**WORK TO BE COMPLETED**
Compute the number of lines that include the string "Lehrbetriebe", then output that number and nothing else.

::: INPUT DATA

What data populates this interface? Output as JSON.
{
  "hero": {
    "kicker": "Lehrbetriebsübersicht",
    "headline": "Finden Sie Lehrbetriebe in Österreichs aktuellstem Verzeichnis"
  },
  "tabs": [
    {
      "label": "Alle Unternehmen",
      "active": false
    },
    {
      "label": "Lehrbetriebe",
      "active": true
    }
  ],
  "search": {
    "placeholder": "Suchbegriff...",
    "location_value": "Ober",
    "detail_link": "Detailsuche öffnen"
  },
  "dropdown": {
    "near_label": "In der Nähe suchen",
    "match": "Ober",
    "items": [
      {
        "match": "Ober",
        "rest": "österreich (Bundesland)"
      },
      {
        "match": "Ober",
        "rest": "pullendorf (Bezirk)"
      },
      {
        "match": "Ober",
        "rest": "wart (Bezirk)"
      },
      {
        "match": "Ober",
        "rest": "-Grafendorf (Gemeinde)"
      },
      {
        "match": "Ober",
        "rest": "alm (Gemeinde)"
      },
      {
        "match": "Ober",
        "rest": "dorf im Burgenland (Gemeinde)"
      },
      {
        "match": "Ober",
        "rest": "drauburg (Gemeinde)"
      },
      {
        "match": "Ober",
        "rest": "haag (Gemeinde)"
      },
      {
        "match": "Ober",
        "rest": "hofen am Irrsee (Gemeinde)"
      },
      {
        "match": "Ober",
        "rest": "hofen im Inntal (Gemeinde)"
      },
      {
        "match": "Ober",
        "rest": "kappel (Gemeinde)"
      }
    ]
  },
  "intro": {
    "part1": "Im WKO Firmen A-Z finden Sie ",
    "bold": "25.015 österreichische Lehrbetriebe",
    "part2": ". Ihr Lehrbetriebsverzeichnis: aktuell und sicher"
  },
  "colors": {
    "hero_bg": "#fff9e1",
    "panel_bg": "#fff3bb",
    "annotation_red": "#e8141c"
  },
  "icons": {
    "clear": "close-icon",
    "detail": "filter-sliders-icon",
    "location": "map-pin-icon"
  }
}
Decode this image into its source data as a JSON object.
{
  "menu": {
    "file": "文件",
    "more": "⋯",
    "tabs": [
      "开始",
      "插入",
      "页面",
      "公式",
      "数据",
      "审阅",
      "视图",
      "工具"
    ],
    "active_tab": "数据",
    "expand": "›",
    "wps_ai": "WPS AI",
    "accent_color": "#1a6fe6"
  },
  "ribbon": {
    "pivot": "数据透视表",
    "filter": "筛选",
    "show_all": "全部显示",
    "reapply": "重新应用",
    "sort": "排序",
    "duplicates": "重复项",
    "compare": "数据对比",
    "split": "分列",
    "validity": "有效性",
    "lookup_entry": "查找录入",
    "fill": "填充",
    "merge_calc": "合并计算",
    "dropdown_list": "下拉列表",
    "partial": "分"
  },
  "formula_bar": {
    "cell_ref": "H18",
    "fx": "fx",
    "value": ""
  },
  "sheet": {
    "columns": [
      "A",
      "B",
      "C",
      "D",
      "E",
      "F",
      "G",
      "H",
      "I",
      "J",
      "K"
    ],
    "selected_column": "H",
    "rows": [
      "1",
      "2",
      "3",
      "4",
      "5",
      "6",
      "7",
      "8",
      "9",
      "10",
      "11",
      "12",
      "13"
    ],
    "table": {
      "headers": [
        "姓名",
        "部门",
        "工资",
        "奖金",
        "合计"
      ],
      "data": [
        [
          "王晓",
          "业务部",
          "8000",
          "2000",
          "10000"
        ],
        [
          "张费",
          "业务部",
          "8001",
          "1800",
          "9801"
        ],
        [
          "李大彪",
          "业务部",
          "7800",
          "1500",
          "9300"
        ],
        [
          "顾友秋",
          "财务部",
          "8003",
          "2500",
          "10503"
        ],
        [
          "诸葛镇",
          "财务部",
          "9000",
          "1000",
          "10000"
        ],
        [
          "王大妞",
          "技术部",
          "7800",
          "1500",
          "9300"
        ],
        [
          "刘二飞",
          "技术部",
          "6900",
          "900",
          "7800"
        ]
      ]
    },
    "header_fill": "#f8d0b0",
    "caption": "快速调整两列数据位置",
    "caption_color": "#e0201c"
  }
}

::::::

**CORRECT OUTPUT**
3